What the exercise asks = Count the lines containing "error" in the entries underneath, and state that count without anything else.

[Data listing]

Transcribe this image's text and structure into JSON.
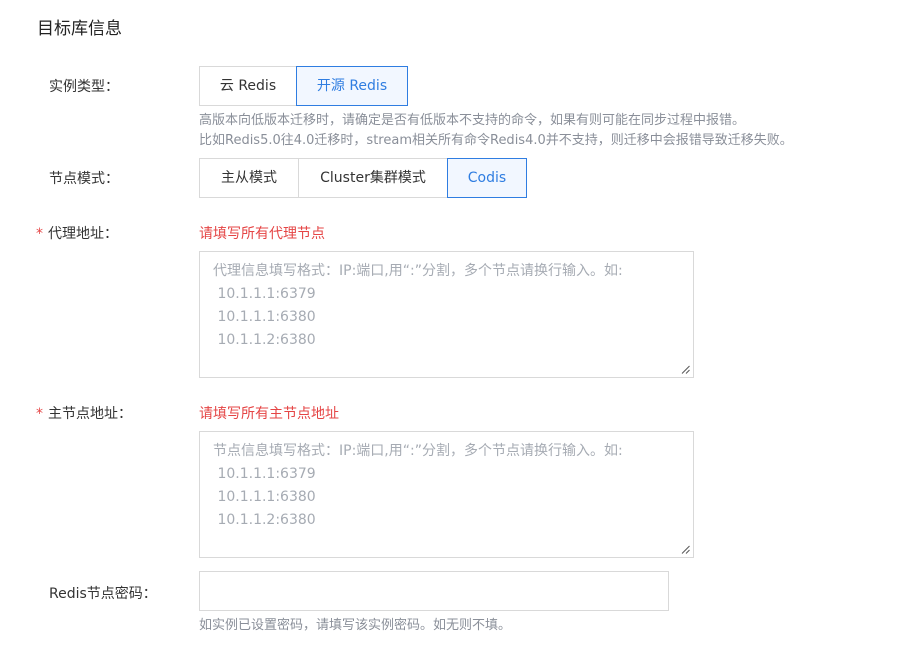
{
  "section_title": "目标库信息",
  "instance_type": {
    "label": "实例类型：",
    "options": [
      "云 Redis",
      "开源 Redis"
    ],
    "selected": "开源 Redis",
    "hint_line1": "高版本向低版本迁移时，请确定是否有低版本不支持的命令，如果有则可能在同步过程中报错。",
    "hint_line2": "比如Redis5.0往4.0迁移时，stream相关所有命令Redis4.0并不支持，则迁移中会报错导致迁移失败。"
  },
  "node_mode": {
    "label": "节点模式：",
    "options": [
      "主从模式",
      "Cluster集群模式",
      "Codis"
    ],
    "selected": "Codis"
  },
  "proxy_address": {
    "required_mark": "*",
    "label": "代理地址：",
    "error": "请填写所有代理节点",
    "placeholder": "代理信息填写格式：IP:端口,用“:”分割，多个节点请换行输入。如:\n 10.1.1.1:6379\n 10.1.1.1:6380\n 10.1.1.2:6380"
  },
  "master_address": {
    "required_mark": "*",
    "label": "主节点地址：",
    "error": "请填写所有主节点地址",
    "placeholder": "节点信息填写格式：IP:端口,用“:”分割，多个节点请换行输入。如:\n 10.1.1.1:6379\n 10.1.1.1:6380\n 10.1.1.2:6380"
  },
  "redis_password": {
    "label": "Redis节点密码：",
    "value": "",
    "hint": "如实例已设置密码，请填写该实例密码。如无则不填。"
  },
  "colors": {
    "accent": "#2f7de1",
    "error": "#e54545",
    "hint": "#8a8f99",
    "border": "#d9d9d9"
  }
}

Right answer = 3